Data entries:
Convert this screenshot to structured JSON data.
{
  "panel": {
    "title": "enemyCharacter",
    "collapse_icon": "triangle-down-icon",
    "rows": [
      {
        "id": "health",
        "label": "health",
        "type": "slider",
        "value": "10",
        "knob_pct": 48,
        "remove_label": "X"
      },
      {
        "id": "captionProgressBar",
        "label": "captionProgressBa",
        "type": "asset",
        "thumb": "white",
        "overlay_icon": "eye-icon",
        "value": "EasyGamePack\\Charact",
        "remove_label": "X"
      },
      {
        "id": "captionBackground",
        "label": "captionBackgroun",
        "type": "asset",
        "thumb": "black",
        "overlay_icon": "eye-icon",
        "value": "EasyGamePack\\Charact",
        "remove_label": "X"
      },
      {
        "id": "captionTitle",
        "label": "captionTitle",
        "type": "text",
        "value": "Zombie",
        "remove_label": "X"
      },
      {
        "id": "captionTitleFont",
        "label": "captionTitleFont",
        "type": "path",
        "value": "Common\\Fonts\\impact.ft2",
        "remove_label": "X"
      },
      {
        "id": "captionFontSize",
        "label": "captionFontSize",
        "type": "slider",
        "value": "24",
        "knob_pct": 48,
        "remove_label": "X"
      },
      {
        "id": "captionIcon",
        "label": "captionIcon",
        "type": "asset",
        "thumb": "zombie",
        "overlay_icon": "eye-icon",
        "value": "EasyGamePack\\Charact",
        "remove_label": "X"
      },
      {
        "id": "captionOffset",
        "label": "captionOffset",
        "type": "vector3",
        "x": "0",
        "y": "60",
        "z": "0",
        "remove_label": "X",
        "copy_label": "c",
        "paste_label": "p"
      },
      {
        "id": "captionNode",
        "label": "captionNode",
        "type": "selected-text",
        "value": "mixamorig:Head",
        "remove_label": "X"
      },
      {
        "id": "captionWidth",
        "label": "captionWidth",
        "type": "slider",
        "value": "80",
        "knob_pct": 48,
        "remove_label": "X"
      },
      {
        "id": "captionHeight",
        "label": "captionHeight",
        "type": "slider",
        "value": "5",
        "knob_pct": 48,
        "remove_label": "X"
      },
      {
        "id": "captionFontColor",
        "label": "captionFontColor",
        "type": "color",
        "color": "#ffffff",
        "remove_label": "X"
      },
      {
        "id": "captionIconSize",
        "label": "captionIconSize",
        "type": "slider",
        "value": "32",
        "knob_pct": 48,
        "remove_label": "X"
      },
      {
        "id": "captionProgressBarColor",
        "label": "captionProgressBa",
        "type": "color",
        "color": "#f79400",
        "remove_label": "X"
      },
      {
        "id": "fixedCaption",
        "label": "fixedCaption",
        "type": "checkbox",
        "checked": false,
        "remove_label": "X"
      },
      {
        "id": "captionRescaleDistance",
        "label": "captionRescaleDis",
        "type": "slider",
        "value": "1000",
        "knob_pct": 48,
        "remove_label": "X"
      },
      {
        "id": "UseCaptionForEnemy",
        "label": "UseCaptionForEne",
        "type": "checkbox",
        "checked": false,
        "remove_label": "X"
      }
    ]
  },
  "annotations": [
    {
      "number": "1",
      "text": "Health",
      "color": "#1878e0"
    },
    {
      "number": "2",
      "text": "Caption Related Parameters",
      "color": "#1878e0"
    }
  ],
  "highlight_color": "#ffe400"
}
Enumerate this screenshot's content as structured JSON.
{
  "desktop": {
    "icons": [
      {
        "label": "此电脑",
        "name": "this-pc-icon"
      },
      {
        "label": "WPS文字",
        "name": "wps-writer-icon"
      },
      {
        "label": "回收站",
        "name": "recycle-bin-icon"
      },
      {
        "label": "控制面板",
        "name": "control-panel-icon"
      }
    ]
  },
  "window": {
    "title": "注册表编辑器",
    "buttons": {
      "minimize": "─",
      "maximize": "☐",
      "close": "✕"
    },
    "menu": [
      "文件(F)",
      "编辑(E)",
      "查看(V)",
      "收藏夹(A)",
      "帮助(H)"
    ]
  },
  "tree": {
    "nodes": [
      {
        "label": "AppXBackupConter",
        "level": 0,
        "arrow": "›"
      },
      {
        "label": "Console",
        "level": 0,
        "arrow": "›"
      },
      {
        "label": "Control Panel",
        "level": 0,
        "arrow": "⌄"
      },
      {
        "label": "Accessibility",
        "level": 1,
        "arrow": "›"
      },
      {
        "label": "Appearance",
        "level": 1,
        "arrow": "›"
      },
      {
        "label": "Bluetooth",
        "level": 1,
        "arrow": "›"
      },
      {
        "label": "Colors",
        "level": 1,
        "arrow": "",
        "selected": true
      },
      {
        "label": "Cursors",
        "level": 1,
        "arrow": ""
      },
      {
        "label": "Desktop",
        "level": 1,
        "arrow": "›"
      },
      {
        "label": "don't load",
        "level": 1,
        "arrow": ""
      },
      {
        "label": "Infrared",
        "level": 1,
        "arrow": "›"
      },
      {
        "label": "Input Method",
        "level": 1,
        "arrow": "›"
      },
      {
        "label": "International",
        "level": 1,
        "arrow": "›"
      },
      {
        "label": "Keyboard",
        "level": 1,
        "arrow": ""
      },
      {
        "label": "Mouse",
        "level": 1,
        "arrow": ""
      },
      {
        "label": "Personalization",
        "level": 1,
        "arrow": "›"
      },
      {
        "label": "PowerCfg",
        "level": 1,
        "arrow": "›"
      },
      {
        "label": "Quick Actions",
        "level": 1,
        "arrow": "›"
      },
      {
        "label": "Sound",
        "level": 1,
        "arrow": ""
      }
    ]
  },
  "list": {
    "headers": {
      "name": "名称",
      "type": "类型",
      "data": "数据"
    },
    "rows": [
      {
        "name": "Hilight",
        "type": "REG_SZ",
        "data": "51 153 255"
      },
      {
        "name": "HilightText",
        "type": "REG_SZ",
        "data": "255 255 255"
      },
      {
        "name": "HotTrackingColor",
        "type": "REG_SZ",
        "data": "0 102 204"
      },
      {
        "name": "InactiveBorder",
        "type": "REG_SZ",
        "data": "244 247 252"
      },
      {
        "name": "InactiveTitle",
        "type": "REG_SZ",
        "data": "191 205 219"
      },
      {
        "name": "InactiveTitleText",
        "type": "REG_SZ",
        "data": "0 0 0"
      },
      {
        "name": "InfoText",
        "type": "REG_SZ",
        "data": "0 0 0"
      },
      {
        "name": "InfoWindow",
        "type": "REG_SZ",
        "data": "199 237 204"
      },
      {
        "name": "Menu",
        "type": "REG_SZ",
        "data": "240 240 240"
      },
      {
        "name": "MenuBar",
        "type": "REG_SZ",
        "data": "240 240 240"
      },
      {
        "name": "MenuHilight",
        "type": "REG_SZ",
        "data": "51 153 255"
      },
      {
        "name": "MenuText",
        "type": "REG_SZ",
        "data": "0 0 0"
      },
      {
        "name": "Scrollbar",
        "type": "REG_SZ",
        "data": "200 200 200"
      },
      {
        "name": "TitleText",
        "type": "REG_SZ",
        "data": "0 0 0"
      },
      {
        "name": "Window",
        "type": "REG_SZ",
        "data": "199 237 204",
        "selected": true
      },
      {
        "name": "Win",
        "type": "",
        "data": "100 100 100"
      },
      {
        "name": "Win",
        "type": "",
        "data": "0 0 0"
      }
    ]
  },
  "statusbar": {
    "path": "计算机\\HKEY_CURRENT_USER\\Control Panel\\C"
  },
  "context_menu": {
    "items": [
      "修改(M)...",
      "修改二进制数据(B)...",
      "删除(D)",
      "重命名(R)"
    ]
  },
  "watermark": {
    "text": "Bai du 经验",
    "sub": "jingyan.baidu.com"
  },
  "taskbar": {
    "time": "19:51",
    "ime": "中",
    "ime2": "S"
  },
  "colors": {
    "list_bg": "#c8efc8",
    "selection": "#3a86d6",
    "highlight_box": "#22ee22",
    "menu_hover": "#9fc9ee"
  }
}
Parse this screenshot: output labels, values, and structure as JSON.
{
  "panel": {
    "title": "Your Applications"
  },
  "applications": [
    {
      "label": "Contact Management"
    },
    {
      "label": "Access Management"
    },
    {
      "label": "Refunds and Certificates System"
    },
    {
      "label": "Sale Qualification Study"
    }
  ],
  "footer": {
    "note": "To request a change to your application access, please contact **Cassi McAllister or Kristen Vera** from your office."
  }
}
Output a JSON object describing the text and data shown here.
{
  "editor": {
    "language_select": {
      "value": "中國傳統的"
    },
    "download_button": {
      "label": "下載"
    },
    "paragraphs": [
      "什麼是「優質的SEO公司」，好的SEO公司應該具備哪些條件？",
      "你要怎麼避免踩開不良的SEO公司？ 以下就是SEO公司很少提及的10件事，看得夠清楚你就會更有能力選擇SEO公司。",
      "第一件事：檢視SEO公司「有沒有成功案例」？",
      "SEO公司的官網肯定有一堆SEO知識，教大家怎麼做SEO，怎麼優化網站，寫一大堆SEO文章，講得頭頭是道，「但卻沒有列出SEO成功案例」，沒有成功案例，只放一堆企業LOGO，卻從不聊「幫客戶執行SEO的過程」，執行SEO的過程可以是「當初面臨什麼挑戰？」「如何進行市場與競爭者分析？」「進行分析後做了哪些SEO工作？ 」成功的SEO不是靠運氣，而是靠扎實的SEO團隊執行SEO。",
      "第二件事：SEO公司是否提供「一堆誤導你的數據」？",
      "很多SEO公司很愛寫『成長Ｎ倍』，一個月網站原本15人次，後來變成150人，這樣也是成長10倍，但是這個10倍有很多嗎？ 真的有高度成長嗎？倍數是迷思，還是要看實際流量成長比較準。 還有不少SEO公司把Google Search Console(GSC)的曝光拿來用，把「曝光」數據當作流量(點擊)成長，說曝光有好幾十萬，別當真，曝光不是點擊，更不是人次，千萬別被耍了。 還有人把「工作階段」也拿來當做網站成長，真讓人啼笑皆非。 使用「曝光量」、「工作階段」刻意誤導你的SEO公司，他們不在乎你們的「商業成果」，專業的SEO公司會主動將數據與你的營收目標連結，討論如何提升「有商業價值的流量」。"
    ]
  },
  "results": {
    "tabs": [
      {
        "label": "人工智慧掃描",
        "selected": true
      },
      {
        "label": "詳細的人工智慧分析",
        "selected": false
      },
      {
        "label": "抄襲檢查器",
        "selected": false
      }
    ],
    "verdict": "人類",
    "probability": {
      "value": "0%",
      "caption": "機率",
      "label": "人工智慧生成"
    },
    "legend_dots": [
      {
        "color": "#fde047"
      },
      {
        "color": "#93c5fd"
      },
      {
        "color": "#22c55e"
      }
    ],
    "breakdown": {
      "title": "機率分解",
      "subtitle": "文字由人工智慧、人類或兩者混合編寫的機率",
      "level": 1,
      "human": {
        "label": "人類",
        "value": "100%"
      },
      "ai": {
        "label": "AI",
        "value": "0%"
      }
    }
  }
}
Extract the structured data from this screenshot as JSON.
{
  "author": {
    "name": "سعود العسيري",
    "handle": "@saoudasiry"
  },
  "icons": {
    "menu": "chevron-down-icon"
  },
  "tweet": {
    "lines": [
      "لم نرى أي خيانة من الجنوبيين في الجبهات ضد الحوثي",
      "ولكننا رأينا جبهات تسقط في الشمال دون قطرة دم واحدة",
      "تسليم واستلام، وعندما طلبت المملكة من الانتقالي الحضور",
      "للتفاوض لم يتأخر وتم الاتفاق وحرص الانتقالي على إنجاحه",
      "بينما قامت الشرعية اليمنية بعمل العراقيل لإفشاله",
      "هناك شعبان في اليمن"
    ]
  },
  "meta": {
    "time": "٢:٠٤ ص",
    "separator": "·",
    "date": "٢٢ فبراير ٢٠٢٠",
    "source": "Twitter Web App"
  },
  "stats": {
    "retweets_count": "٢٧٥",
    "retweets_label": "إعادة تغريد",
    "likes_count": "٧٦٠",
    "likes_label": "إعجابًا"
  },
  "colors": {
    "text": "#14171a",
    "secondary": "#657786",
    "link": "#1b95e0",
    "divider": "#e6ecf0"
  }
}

— Your goal —
Reproduce each line from the records that contains the word "thumb".

— Response to the exercise —
        "thumb": "white",
        "thumb": "black",
        "thumb": "zombie",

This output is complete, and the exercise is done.